:: Aim of the task ::
Everything in the listing should be restated word for word.
[start Information provided]
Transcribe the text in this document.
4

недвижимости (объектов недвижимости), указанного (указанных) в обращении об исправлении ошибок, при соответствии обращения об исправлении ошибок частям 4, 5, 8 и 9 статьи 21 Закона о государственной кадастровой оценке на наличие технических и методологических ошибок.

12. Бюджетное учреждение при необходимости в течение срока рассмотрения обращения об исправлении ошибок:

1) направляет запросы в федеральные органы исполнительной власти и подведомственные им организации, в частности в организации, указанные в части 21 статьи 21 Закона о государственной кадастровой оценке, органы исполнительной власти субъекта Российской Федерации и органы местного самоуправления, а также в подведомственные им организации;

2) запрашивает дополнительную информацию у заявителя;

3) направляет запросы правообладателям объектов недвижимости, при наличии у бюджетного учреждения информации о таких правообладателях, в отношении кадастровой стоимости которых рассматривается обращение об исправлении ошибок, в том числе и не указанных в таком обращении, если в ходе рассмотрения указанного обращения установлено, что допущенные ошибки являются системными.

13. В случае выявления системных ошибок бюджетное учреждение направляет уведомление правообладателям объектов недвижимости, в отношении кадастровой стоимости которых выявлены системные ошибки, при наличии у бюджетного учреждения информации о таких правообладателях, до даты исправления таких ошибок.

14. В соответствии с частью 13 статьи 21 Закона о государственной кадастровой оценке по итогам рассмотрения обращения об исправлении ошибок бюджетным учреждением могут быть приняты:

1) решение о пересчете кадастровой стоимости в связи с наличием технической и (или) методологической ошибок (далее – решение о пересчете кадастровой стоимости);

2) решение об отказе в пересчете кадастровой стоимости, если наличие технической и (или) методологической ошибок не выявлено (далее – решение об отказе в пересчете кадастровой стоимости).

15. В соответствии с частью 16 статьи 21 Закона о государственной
[end Information provided]
:: Response to this task ::
Transcribe the text in this document.
4

недвижимости (объектов недвижимости), указанного (указанных) в обращении об исправлении ошибок, при соответствии обращения об исправлении ошибок частям 4, 5, 8 и 9 статьи 21 Закона о государственной кадастровой оценке на наличие технических и методологических ошибок.

12. Бюджетное учреждение при необходимости в течение срока рассмотрения обращения об исправлении ошибок:

1) направляет запросы в федеральные органы исполнительной власти и подведомственные им организации, в частности в организации, указанные в части 21 статьи 21 Закона о государственной кадастровой оценке, органы исполнительной власти субъекта Российской Федерации и органы местного самоуправления, а также в подведомственные им организации;

2) запрашивает дополнительную информацию у заявителя;

3) направляет запросы правообладателям объектов недвижимости, при наличии у бюджетного учреждения информации о таких правообладателях, в отношении кадастровой стоимости которых рассматривается обращение об исправлении ошибок, в том числе и не указанных в таком обращении, если в ходе рассмотрения указанного обращения установлено, что допущенные ошибки являются системными.

13. В случае выявления системных ошибок бюджетное учреждение направляет уведомление правообладателям объектов недвижимости, в отношении кадастровой стоимости которых выявлены системные ошибки, при наличии у бюджетного учреждения информации о таких правообладателях, до даты исправления таких ошибок.

14. В соответствии с частью 13 статьи 21 Закона о государственной кадастровой оценке по итогам рассмотрения обращения об исправлении ошибок бюджетным учреждением могут быть приняты:

1) решение о пересчете кадастровой стоимости в связи с наличием технической и (или) методологической ошибок (далее – решение о пересчете кадастровой стоимости);

2) решение об отказе в пересчете кадастровой стоимости, если наличие технической и (или) методологической ошибок не выявлено (далее – решение об отказе в пересчете кадастровой стоимости).

15. В соответствии с частью 16 статьи 21 Закона о государственной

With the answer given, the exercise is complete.